## What the task requires
Transcribe each line of the entries below with no alterations of any kind.

[START Data for processing]

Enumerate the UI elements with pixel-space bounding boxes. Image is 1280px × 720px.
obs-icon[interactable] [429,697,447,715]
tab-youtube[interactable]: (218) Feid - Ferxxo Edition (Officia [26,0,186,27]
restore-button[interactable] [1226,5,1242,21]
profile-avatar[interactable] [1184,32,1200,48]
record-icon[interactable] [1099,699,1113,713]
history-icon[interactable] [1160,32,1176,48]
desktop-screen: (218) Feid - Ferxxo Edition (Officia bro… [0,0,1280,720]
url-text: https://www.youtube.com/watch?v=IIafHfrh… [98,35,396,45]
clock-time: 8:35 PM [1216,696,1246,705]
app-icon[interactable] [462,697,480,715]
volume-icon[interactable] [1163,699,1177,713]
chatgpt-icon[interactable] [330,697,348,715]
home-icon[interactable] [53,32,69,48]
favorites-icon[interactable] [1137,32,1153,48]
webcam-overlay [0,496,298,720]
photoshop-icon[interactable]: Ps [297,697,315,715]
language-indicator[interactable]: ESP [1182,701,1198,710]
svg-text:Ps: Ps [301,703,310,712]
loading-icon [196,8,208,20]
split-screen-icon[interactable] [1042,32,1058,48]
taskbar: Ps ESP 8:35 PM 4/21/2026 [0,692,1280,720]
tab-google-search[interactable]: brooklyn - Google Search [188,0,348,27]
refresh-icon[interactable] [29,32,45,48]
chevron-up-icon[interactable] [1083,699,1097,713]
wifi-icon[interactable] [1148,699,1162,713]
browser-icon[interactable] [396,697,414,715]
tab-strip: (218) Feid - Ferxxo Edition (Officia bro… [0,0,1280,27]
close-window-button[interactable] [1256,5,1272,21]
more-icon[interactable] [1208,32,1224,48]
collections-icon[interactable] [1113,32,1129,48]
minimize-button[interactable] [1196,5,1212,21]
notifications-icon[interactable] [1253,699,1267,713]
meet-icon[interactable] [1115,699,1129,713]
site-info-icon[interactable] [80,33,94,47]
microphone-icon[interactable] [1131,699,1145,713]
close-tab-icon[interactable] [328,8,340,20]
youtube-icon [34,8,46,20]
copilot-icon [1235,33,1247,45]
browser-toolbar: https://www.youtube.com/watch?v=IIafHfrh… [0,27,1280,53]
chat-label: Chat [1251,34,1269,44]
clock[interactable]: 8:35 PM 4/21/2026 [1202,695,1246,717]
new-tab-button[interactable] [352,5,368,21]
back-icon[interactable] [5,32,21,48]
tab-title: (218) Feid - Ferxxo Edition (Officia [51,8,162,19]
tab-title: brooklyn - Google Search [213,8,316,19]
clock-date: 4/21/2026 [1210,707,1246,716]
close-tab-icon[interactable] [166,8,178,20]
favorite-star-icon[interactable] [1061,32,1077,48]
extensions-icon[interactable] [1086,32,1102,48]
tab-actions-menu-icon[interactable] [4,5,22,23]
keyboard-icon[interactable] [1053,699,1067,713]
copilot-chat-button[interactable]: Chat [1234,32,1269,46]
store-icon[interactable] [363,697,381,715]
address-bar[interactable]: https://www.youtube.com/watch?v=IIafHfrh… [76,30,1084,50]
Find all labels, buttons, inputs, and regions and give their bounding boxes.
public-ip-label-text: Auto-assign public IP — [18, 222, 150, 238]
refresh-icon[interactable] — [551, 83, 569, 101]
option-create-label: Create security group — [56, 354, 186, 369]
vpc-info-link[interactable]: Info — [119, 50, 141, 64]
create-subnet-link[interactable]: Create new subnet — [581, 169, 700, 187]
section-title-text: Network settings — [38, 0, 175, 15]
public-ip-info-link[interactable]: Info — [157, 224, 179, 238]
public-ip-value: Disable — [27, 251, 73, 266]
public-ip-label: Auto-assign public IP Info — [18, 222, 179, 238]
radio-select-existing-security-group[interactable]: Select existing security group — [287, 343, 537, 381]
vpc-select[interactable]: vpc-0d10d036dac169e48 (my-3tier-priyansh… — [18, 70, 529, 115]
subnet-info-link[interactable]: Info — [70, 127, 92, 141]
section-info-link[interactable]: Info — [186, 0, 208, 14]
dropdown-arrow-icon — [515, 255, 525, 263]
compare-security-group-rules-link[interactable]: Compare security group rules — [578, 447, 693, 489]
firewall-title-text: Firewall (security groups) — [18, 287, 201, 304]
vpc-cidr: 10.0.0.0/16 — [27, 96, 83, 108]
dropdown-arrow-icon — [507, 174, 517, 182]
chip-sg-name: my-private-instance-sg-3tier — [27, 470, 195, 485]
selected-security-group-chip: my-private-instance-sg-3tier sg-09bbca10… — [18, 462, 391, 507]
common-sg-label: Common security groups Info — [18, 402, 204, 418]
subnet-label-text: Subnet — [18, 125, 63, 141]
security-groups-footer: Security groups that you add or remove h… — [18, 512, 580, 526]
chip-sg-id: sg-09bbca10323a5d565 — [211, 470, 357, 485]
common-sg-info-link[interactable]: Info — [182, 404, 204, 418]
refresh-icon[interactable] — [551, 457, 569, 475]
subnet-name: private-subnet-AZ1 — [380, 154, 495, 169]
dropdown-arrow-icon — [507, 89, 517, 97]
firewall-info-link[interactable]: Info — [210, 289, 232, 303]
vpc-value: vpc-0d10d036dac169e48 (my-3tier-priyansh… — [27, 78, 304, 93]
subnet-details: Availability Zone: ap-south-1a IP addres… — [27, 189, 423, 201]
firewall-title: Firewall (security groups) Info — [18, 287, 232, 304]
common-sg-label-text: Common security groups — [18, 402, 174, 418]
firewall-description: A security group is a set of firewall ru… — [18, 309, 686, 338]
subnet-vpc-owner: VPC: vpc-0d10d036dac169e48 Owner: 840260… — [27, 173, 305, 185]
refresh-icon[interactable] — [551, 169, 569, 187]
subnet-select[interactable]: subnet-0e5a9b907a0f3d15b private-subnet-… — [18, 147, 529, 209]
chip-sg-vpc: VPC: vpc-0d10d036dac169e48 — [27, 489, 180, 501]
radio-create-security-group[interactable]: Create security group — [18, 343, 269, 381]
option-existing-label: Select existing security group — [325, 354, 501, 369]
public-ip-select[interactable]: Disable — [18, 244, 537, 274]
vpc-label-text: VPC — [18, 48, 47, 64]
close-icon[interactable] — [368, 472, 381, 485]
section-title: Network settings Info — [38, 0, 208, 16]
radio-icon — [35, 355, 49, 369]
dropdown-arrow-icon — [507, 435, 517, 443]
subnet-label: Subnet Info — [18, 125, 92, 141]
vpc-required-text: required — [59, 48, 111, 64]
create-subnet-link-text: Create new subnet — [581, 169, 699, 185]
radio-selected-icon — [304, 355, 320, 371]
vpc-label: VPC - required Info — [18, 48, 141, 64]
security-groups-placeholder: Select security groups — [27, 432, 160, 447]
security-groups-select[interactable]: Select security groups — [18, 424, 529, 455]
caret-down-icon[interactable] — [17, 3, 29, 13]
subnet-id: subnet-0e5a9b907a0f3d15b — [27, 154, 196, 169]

[END Data for processing]

## Task response
Enumerate the UI elements with pixel-space bounding boxes. Image is 1280px × 720px.
obs-icon[interactable] [429,697,447,715]
tab-youtube[interactable]: (218) Feid - Ferxxo Edition (Officia [26,0,186,27]
restore-button[interactable] [1226,5,1242,21]
profile-avatar[interactable] [1184,32,1200,48]
record-icon[interactable] [1099,699,1113,713]
history-icon[interactable] [1160,32,1176,48]
desktop-screen: (218) Feid - Ferxxo Edition (Officia bro… [0,0,1280,720]
url-text: https://www.youtube.com/watch?v=IIafHfrh… [98,35,396,45]
clock-time: 8:35 PM [1216,696,1246,705]
app-icon[interactable] [462,697,480,715]
volume-icon[interactable] [1163,699,1177,713]
chatgpt-icon[interactable] [330,697,348,715]
home-icon[interactable] [53,32,69,48]
favorites-icon[interactable] [1137,32,1153,48]
webcam-overlay [0,496,298,720]
photoshop-icon[interactable]: Ps [297,697,315,715]
language-indicator[interactable]: ESP [1182,701,1198,710]
svg-text:Ps: Ps [301,703,310,712]
loading-icon [196,8,208,20]
split-screen-icon[interactable] [1042,32,1058,48]
taskbar: Ps ESP 8:35 PM 4/21/2026 [0,692,1280,720]
tab-google-search[interactable]: brooklyn - Google Search [188,0,348,27]
refresh-icon[interactable] [29,32,45,48]
chevron-up-icon[interactable] [1083,699,1097,713]
wifi-icon[interactable] [1148,699,1162,713]
browser-icon[interactable] [396,697,414,715]
tab-strip: (218) Feid - Ferxxo Edition (Officia bro… [0,0,1280,27]
close-window-button[interactable] [1256,5,1272,21]
more-icon[interactable] [1208,32,1224,48]
collections-icon[interactable] [1113,32,1129,48]
minimize-button[interactable] [1196,5,1212,21]
notifications-icon[interactable] [1253,699,1267,713]
meet-icon[interactable] [1115,699,1129,713]
site-info-icon[interactable] [80,33,94,47]
microphone-icon[interactable] [1131,699,1145,713]
close-tab-icon[interactable] [328,8,340,20]
youtube-icon [34,8,46,20]
copilot-icon [1235,33,1247,45]
browser-toolbar: https://www.youtube.com/watch?v=IIafHfrh… [0,27,1280,53]
chat-label: Chat [1251,34,1269,44]
clock[interactable]: 8:35 PM 4/21/2026 [1202,695,1246,717]
new-tab-button[interactable] [352,5,368,21]
back-icon[interactable] [5,32,21,48]
tab-title: (218) Feid - Ferxxo Edition (Officia [51,8,162,19]
tab-title: brooklyn - Google Search [213,8,316,19]
clock-date: 4/21/2026 [1210,707,1246,716]
close-tab-icon[interactable] [166,8,178,20]
favorite-star-icon[interactable] [1061,32,1077,48]
extensions-icon[interactable] [1086,32,1102,48]
tab-actions-menu-icon[interactable] [4,5,22,23]
keyboard-icon[interactable] [1053,699,1067,713]
copilot-chat-button[interactable]: Chat [1234,32,1269,46]
store-icon[interactable] [363,697,381,715]
address-bar[interactable]: https://www.youtube.com/watch?v=IIafHfrh… [76,30,1084,50]
Find all labels, buttons, inputs, and regions and give their bounding boxes.
public-ip-label-text: Auto-assign public IP — [18, 222, 150, 238]
refresh-icon[interactable] — [551, 83, 569, 101]
option-create-label: Create security group — [56, 354, 186, 369]
vpc-info-link[interactable]: Info — [119, 50, 141, 64]
create-subnet-link[interactable]: Create new subnet — [581, 169, 700, 187]
section-title-text: Network settings — [38, 0, 175, 15]
public-ip-info-link[interactable]: Info — [157, 224, 179, 238]
public-ip-value: Disable — [27, 251, 73, 266]
public-ip-label: Auto-assign public IP Info — [18, 222, 179, 238]
radio-select-existing-security-group[interactable]: Select existing security group — [287, 343, 537, 381]
vpc-select[interactable]: vpc-0d10d036dac169e48 (my-3tier-priyansh… — [18, 70, 529, 115]
subnet-info-link[interactable]: Info — [70, 127, 92, 141]
section-info-link[interactable]: Info — [186, 0, 208, 14]
dropdown-arrow-icon — [515, 255, 525, 263]
compare-security-group-rules-link[interactable]: Compare security group rules — [578, 447, 693, 489]
firewall-title-text: Firewall (security groups) — [18, 287, 201, 304]
vpc-cidr: 10.0.0.0/16 — [27, 96, 83, 108]
dropdown-arrow-icon — [507, 174, 517, 182]
chip-sg-name: my-private-instance-sg-3tier — [27, 470, 195, 485]
selected-security-group-chip: my-private-instance-sg-3tier sg-09bbca10… — [18, 462, 391, 507]
common-sg-label: Common security groups Info — [18, 402, 204, 418]
subnet-label-text: Subnet — [18, 125, 63, 141]
security-groups-footer: Security groups that you add or remove h… — [18, 512, 580, 526]
chip-sg-id: sg-09bbca10323a5d565 — [211, 470, 357, 485]
common-sg-info-link[interactable]: Info — [182, 404, 204, 418]
refresh-icon[interactable] — [551, 457, 569, 475]
subnet-name: private-subnet-AZ1 — [380, 154, 495, 169]
dropdown-arrow-icon — [507, 89, 517, 97]
firewall-info-link[interactable]: Info — [210, 289, 232, 303]
vpc-value: vpc-0d10d036dac169e48 (my-3tier-priyansh… — [27, 78, 304, 93]
subnet-details: Availability Zone: ap-south-1a IP addres… — [27, 189, 423, 201]
firewall-title: Firewall (security groups) Info — [18, 287, 232, 304]
common-sg-label-text: Common security groups — [18, 402, 174, 418]
firewall-description: A security group is a set of firewall ru… — [18, 309, 686, 338]
subnet-vpc-owner: VPC: vpc-0d10d036dac169e48 Owner: 840260… — [27, 173, 305, 185]
refresh-icon[interactable] — [551, 169, 569, 187]
subnet-select[interactable]: subnet-0e5a9b907a0f3d15b private-subnet-… — [18, 147, 529, 209]
chip-sg-vpc: VPC: vpc-0d10d036dac169e48 — [27, 489, 180, 501]
radio-create-security-group[interactable]: Create security group — [18, 343, 269, 381]
option-existing-label: Select existing security group — [325, 354, 501, 369]
public-ip-select[interactable]: Disable — [18, 244, 537, 274]
vpc-label-text: VPC — [18, 48, 47, 64]
close-icon[interactable] — [368, 472, 381, 485]
section-title: Network settings Info — [38, 0, 208, 16]
radio-icon — [35, 355, 49, 369]
dropdown-arrow-icon — [507, 435, 517, 443]
subnet-label: Subnet Info — [18, 125, 92, 141]
vpc-required-text: required — [59, 48, 111, 64]
create-subnet-link-text: Create new subnet — [581, 169, 699, 185]
radio-selected-icon — [304, 355, 320, 371]
vpc-label: VPC - required Info — [18, 48, 141, 64]
security-groups-placeholder: Select security groups — [27, 432, 160, 447]
security-groups-select[interactable]: Select security groups — [18, 424, 529, 455]
caret-down-icon[interactable] — [17, 3, 29, 13]
subnet-id: subnet-0e5a9b907a0f3d15b — [27, 154, 196, 169]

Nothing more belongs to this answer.